AIM: Look for "Balance" in each line of the entries, and return the matching lines.

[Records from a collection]
※ ※ ※
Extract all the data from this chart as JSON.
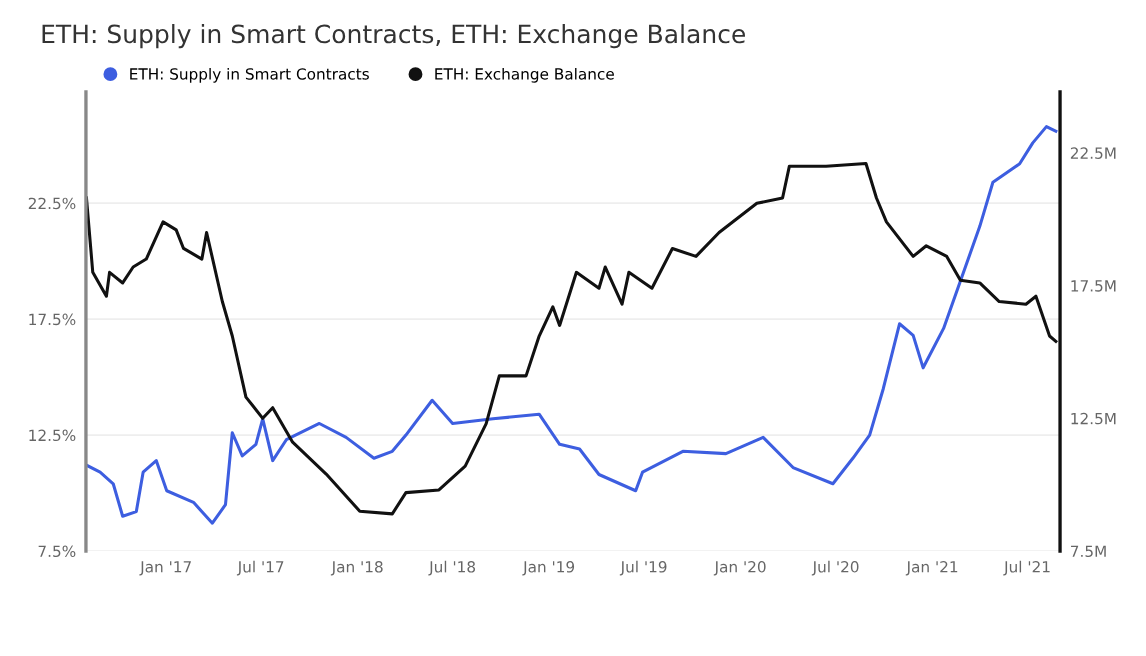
{
  "chart_data": {
    "type": "line",
    "title": "ETH: Supply in Smart Contracts, ETH: Exchange Balance",
    "legend": "top left",
    "grid": "y",
    "marker": "none",
    "line_style": "solid",
    "xlim": [
      "2016-08-01",
      "2021-09-01"
    ],
    "xticks": [
      {
        "value": "2017-01-01",
        "label": "Jan '17"
      },
      {
        "value": "2017-07-01",
        "label": "Jul '17"
      },
      {
        "value": "2018-01-01",
        "label": "Jan '18"
      },
      {
        "value": "2018-07-01",
        "label": "Jul '18"
      },
      {
        "value": "2019-01-01",
        "label": "Jan '19"
      },
      {
        "value": "2019-07-01",
        "label": "Jul '19"
      },
      {
        "value": "2020-01-01",
        "label": "Jan '20"
      },
      {
        "value": "2020-07-01",
        "label": "Jul '20"
      },
      {
        "value": "2021-01-01",
        "label": "Jan '21"
      },
      {
        "value": "2021-07-01",
        "label": "Jul '21"
      }
    ],
    "ylim": [
      7.5,
      27.3
    ],
    "yticks": [
      {
        "value": 7.5,
        "label": "7.5%"
      },
      {
        "value": 12.5,
        "label": "12.5%"
      },
      {
        "value": 17.5,
        "label": "17.5%"
      },
      {
        "value": 22.5,
        "label": "22.5%"
      }
    ],
    "y2lim": [
      7.5,
      24.8
    ],
    "y2ticks": [
      {
        "value": 7.5,
        "label": "7.5M"
      },
      {
        "value": 12.5,
        "label": "12.5M"
      },
      {
        "value": 17.5,
        "label": "17.5M"
      },
      {
        "value": 22.5,
        "label": "22.5M"
      }
    ],
    "series": [
      {
        "name": "ETH: Supply in Smart Contracts",
        "color": "#3d5ee0",
        "x": [
          "2016-08-02",
          "2016-08-28",
          "2016-09-22",
          "2016-10-10",
          "2016-11-05",
          "2016-11-18",
          "2016-12-13",
          "2017-01-02",
          "2017-02-22",
          "2017-03-30",
          "2017-04-24",
          "2017-05-07",
          "2017-05-26",
          "2017-06-21",
          "2017-07-04",
          "2017-07-23",
          "2017-08-18",
          "2017-10-20",
          "2017-12-10",
          "2018-02-01",
          "2018-03-08",
          "2018-04-03",
          "2018-05-23",
          "2018-07-01",
          "2018-09-16",
          "2018-12-13",
          "2019-01-21",
          "2019-02-28",
          "2019-04-06",
          "2019-06-15",
          "2019-06-28",
          "2019-09-13",
          "2019-12-04",
          "2020-02-13",
          "2020-04-10",
          "2020-06-25",
          "2020-08-02",
          "2020-09-03",
          "2020-09-29",
          "2020-10-30",
          "2020-11-25",
          "2020-12-14",
          "2021-01-22",
          "2021-04-01",
          "2021-04-26",
          "2021-06-16",
          "2021-07-11",
          "2021-08-06",
          "2021-08-24"
        ],
        "values": [
          11.2,
          10.9,
          10.4,
          9.0,
          9.2,
          10.9,
          11.4,
          10.1,
          9.6,
          8.7,
          9.5,
          12.6,
          11.6,
          12.1,
          13.2,
          11.4,
          12.3,
          13.0,
          12.4,
          11.5,
          11.8,
          12.5,
          14.0,
          13.0,
          13.2,
          13.4,
          12.1,
          11.9,
          10.8,
          10.1,
          10.9,
          11.8,
          11.7,
          12.4,
          11.1,
          10.4,
          11.5,
          12.5,
          14.5,
          17.3,
          16.8,
          15.4,
          17.1,
          21.5,
          23.4,
          24.2,
          25.1,
          25.8,
          25.6
        ]
      },
      {
        "name": "ETH: Exchange Balance",
        "color": "#111111",
        "axis": "y2",
        "x": [
          "2016-08-02",
          "2016-08-14",
          "2016-09-09",
          "2016-09-15",
          "2016-10-10",
          "2016-10-30",
          "2016-11-24",
          "2016-12-26",
          "2017-01-20",
          "2017-02-03",
          "2017-03-10",
          "2017-03-19",
          "2017-04-18",
          "2017-05-07",
          "2017-06-02",
          "2017-07-04",
          "2017-07-23",
          "2017-08-30",
          "2017-11-02",
          "2018-01-05",
          "2018-03-08",
          "2018-04-03",
          "2018-06-05",
          "2018-07-25",
          "2018-09-03",
          "2018-09-28",
          "2018-11-18",
          "2018-12-13",
          "2019-01-08",
          "2019-01-21",
          "2019-02-22",
          "2019-04-06",
          "2019-04-18",
          "2019-05-20",
          "2019-06-02",
          "2019-07-16",
          "2019-08-24",
          "2019-10-08",
          "2019-11-21",
          "2020-02-01",
          "2020-03-21",
          "2020-04-03",
          "2020-06-12",
          "2020-08-27",
          "2020-09-16",
          "2020-10-05",
          "2020-11-25",
          "2020-12-20",
          "2021-01-28",
          "2021-02-23",
          "2021-04-01",
          "2021-05-08",
          "2021-06-28",
          "2021-07-17",
          "2021-08-12",
          "2021-08-24"
        ],
        "values": [
          20.8,
          18.0,
          17.1,
          18.0,
          17.6,
          18.2,
          18.5,
          19.9,
          19.6,
          18.9,
          18.5,
          19.5,
          16.9,
          15.6,
          13.3,
          12.5,
          12.9,
          11.6,
          10.4,
          9.0,
          8.9,
          9.7,
          9.8,
          10.7,
          12.3,
          14.1,
          14.1,
          15.6,
          16.7,
          16.0,
          18.0,
          17.4,
          18.2,
          16.8,
          18.0,
          17.4,
          18.9,
          18.6,
          19.5,
          20.6,
          20.8,
          22.0,
          22.0,
          22.1,
          20.8,
          19.9,
          18.6,
          19.0,
          18.6,
          17.7,
          17.6,
          16.9,
          16.8,
          17.1,
          15.6,
          15.4
        ]
      }
    ]
  }
}
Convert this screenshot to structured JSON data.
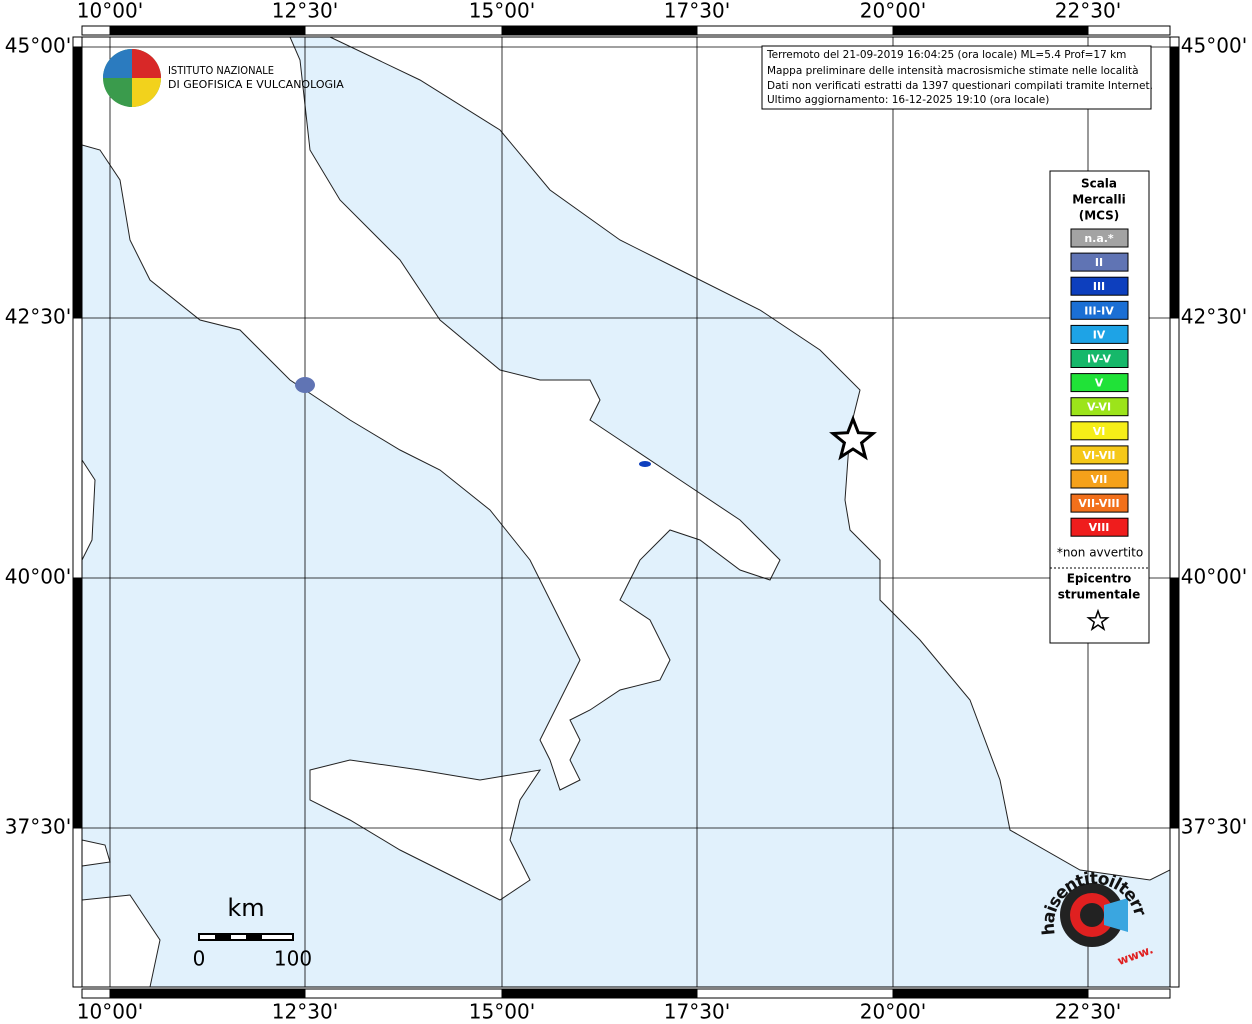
※ ※ ※
THE COMPLETED TASK:
    "title": "ETH: Supply in Smart Contracts, ETH: Exchange Balance",
        "name": "ETH: Exchange Balance",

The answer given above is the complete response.